-- begin DATA FOR THIS TASK --

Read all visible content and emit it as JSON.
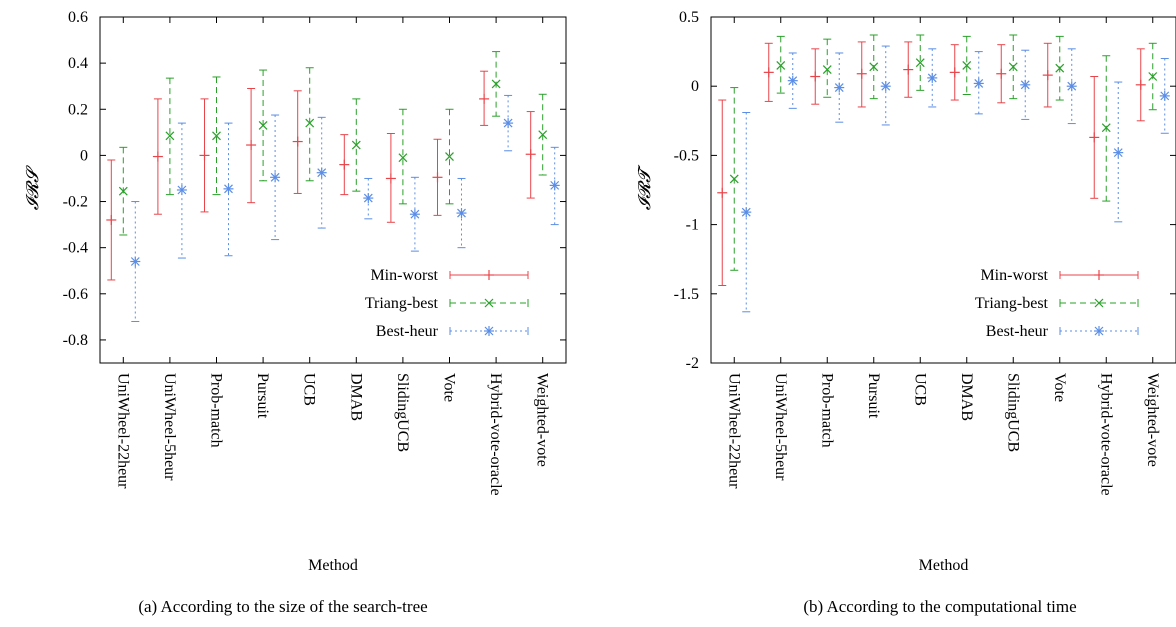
{
  "chart_data": [
    {
      "type": "errorbar",
      "caption": "(a) According to the size of the search-tree",
      "xlabel": "Method",
      "ylabel": "𝓘𝓡𝓢",
      "ylim": [
        -0.9,
        0.6
      ],
      "yticks": [
        "0.6",
        "0.4",
        "0.2",
        "0",
        "-0.2",
        "-0.4",
        "-0.6",
        "-0.8"
      ],
      "ytick_values": [
        0.6,
        0.4,
        0.2,
        0,
        -0.2,
        -0.4,
        -0.6,
        -0.8
      ],
      "categories": [
        "UniWheel-22heur",
        "UniWheel-5heur",
        "Prob-match",
        "Pursuit",
        "UCB",
        "DMAB",
        "SlidingUCB",
        "Vote",
        "Hybrid-vote-oracle",
        "Weighted-vote"
      ],
      "legend_position": "bottom-right",
      "series": [
        {
          "name": "Min-worst",
          "color": "#e8454b",
          "dash": "",
          "marker": "plus",
          "mean": [
            -0.28,
            -0.005,
            0.0,
            0.045,
            0.06,
            -0.04,
            -0.1,
            -0.095,
            0.245,
            0.005
          ],
          "low": [
            -0.54,
            -0.255,
            -0.245,
            -0.205,
            -0.165,
            -0.17,
            -0.29,
            -0.26,
            0.13,
            -0.185
          ],
          "high": [
            -0.02,
            0.245,
            0.245,
            0.29,
            0.28,
            0.09,
            0.095,
            0.07,
            0.365,
            0.19
          ]
        },
        {
          "name": "Triang-best",
          "color": "#2aa02a",
          "dash": "6,4",
          "marker": "cross",
          "mean": [
            -0.155,
            0.085,
            0.085,
            0.13,
            0.14,
            0.045,
            -0.01,
            -0.005,
            0.31,
            0.09
          ],
          "low": [
            -0.345,
            -0.17,
            -0.17,
            -0.11,
            -0.11,
            -0.155,
            -0.21,
            -0.21,
            0.17,
            -0.085
          ],
          "high": [
            0.035,
            0.335,
            0.34,
            0.37,
            0.38,
            0.245,
            0.2,
            0.2,
            0.45,
            0.265
          ]
        },
        {
          "name": "Best-heur",
          "color": "#5b8ee6",
          "dash": "2,3",
          "marker": "star",
          "mean": [
            -0.46,
            -0.15,
            -0.145,
            -0.095,
            -0.075,
            -0.185,
            -0.255,
            -0.25,
            0.14,
            -0.13
          ],
          "low": [
            -0.72,
            -0.445,
            -0.435,
            -0.365,
            -0.315,
            -0.275,
            -0.415,
            -0.4,
            0.02,
            -0.3
          ],
          "high": [
            -0.2,
            0.14,
            0.14,
            0.175,
            0.165,
            -0.1,
            -0.095,
            -0.1,
            0.26,
            0.035
          ]
        }
      ]
    },
    {
      "type": "errorbar",
      "caption": "(b) According to the computational time",
      "xlabel": "Method",
      "ylabel": "𝓘𝓡𝓣",
      "ylim": [
        -2,
        0.5
      ],
      "yticks": [
        "0.5",
        "0",
        "-0.5",
        "-1",
        "-1.5",
        "-2"
      ],
      "ytick_values": [
        0.5,
        0,
        -0.5,
        -1,
        -1.5,
        -2
      ],
      "categories": [
        "UniWheel-22heur",
        "UniWheel-5heur",
        "Prob-match",
        "Pursuit",
        "UCB",
        "DMAB",
        "SlidingUCB",
        "Vote",
        "Hybrid-vote-oracle",
        "Weighted-vote"
      ],
      "legend_position": "bottom-right",
      "series": [
        {
          "name": "Min-worst",
          "color": "#e8454b",
          "dash": "",
          "marker": "plus",
          "mean": [
            -0.77,
            0.1,
            0.07,
            0.09,
            0.12,
            0.1,
            0.09,
            0.08,
            -0.37,
            0.01
          ],
          "low": [
            -1.44,
            -0.11,
            -0.13,
            -0.15,
            -0.08,
            -0.1,
            -0.12,
            -0.15,
            -0.81,
            -0.25
          ],
          "high": [
            -0.1,
            0.31,
            0.27,
            0.32,
            0.32,
            0.3,
            0.3,
            0.31,
            0.07,
            0.27
          ]
        },
        {
          "name": "Triang-best",
          "color": "#2aa02a",
          "dash": "6,4",
          "marker": "cross",
          "mean": [
            -0.67,
            0.15,
            0.12,
            0.14,
            0.17,
            0.15,
            0.14,
            0.13,
            -0.3,
            0.07
          ],
          "low": [
            -1.33,
            -0.05,
            -0.08,
            -0.09,
            -0.03,
            -0.06,
            -0.09,
            -0.1,
            -0.83,
            -0.17
          ],
          "high": [
            -0.01,
            0.36,
            0.34,
            0.37,
            0.37,
            0.36,
            0.37,
            0.36,
            0.22,
            0.31
          ]
        },
        {
          "name": "Best-heur",
          "color": "#5b8ee6",
          "dash": "2,3",
          "marker": "star",
          "mean": [
            -0.91,
            0.04,
            -0.01,
            0.0,
            0.06,
            0.02,
            0.01,
            0.0,
            -0.48,
            -0.07
          ],
          "low": [
            -1.63,
            -0.16,
            -0.26,
            -0.28,
            -0.15,
            -0.2,
            -0.24,
            -0.27,
            -0.98,
            -0.34
          ],
          "high": [
            -0.19,
            0.24,
            0.24,
            0.29,
            0.27,
            0.25,
            0.26,
            0.27,
            0.03,
            0.2
          ]
        }
      ]
    }
  ]
}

-- end DATA FOR THIS TASK --

GIVEN INSTRUCTION — Pictures don't belong in the copy. Restate all the entries exactly.

FULL SOLUTION —
Read all visible content and emit it as JSON.
{
  "chart_data": [
    {
      "type": "errorbar",
      "caption": "(a) According to the size of the search-tree",
      "xlabel": "Method",
      "ylabel": "𝓘𝓡𝓢",
      "ylim": [
        -0.9,
        0.6
      ],
      "yticks": [
        "0.6",
        "0.4",
        "0.2",
        "0",
        "-0.2",
        "-0.4",
        "-0.6",
        "-0.8"
      ],
      "ytick_values": [
        0.6,
        0.4,
        0.2,
        0,
        -0.2,
        -0.4,
        -0.6,
        -0.8
      ],
      "categories": [
        "UniWheel-22heur",
        "UniWheel-5heur",
        "Prob-match",
        "Pursuit",
        "UCB",
        "DMAB",
        "SlidingUCB",
        "Vote",
        "Hybrid-vote-oracle",
        "Weighted-vote"
      ],
      "legend_position": "bottom-right",
      "series": [
        {
          "name": "Min-worst",
          "color": "#e8454b",
          "dash": "",
          "marker": "plus",
          "mean": [
            -0.28,
            -0.005,
            0.0,
            0.045,
            0.06,
            -0.04,
            -0.1,
            -0.095,
            0.245,
            0.005
          ],
          "low": [
            -0.54,
            -0.255,
            -0.245,
            -0.205,
            -0.165,
            -0.17,
            -0.29,
            -0.26,
            0.13,
            -0.185
          ],
          "high": [
            -0.02,
            0.245,
            0.245,
            0.29,
            0.28,
            0.09,
            0.095,
            0.07,
            0.365,
            0.19
          ]
        },
        {
          "name": "Triang-best",
          "color": "#2aa02a",
          "dash": "6,4",
          "marker": "cross",
          "mean": [
            -0.155,
            0.085,
            0.085,
            0.13,
            0.14,
            0.045,
            -0.01,
            -0.005,
            0.31,
            0.09
          ],
          "low": [
            -0.345,
            -0.17,
            -0.17,
            -0.11,
            -0.11,
            -0.155,
            -0.21,
            -0.21,
            0.17,
            -0.085
          ],
          "high": [
            0.035,
            0.335,
            0.34,
            0.37,
            0.38,
            0.245,
            0.2,
            0.2,
            0.45,
            0.265
          ]
        },
        {
          "name": "Best-heur",
          "color": "#5b8ee6",
          "dash": "2,3",
          "marker": "star",
          "mean": [
            -0.46,
            -0.15,
            -0.145,
            -0.095,
            -0.075,
            -0.185,
            -0.255,
            -0.25,
            0.14,
            -0.13
          ],
          "low": [
            -0.72,
            -0.445,
            -0.435,
            -0.365,
            -0.315,
            -0.275,
            -0.415,
            -0.4,
            0.02,
            -0.3
          ],
          "high": [
            -0.2,
            0.14,
            0.14,
            0.175,
            0.165,
            -0.1,
            -0.095,
            -0.1,
            0.26,
            0.035
          ]
        }
      ]
    },
    {
      "type": "errorbar",
      "caption": "(b) According to the computational time",
      "xlabel": "Method",
      "ylabel": "𝓘𝓡𝓣",
      "ylim": [
        -2,
        0.5
      ],
      "yticks": [
        "0.5",
        "0",
        "-0.5",
        "-1",
        "-1.5",
        "-2"
      ],
      "ytick_values": [
        0.5,
        0,
        -0.5,
        -1,
        -1.5,
        -2
      ],
      "categories": [
        "UniWheel-22heur",
        "UniWheel-5heur",
        "Prob-match",
        "Pursuit",
        "UCB",
        "DMAB",
        "SlidingUCB",
        "Vote",
        "Hybrid-vote-oracle",
        "Weighted-vote"
      ],
      "legend_position": "bottom-right",
      "series": [
        {
          "name": "Min-worst",
          "color": "#e8454b",
          "dash": "",
          "marker": "plus",
          "mean": [
            -0.77,
            0.1,
            0.07,
            0.09,
            0.12,
            0.1,
            0.09,
            0.08,
            -0.37,
            0.01
          ],
          "low": [
            -1.44,
            -0.11,
            -0.13,
            -0.15,
            -0.08,
            -0.1,
            -0.12,
            -0.15,
            -0.81,
            -0.25
          ],
          "high": [
            -0.1,
            0.31,
            0.27,
            0.32,
            0.32,
            0.3,
            0.3,
            0.31,
            0.07,
            0.27
          ]
        },
        {
          "name": "Triang-best",
          "color": "#2aa02a",
          "dash": "6,4",
          "marker": "cross",
          "mean": [
            -0.67,
            0.15,
            0.12,
            0.14,
            0.17,
            0.15,
            0.14,
            0.13,
            -0.3,
            0.07
          ],
          "low": [
            -1.33,
            -0.05,
            -0.08,
            -0.09,
            -0.03,
            -0.06,
            -0.09,
            -0.1,
            -0.83,
            -0.17
          ],
          "high": [
            -0.01,
            0.36,
            0.34,
            0.37,
            0.37,
            0.36,
            0.37,
            0.36,
            0.22,
            0.31
          ]
        },
        {
          "name": "Best-heur",
          "color": "#5b8ee6",
          "dash": "2,3",
          "marker": "star",
          "mean": [
            -0.91,
            0.04,
            -0.01,
            0.0,
            0.06,
            0.02,
            0.01,
            0.0,
            -0.48,
            -0.07
          ],
          "low": [
            -1.63,
            -0.16,
            -0.26,
            -0.28,
            -0.15,
            -0.2,
            -0.24,
            -0.27,
            -0.98,
            -0.34
          ],
          "high": [
            -0.19,
            0.24,
            0.24,
            0.29,
            0.27,
            0.25,
            0.26,
            0.27,
            0.03,
            0.2
          ]
        }
      ]
    }
  ]
}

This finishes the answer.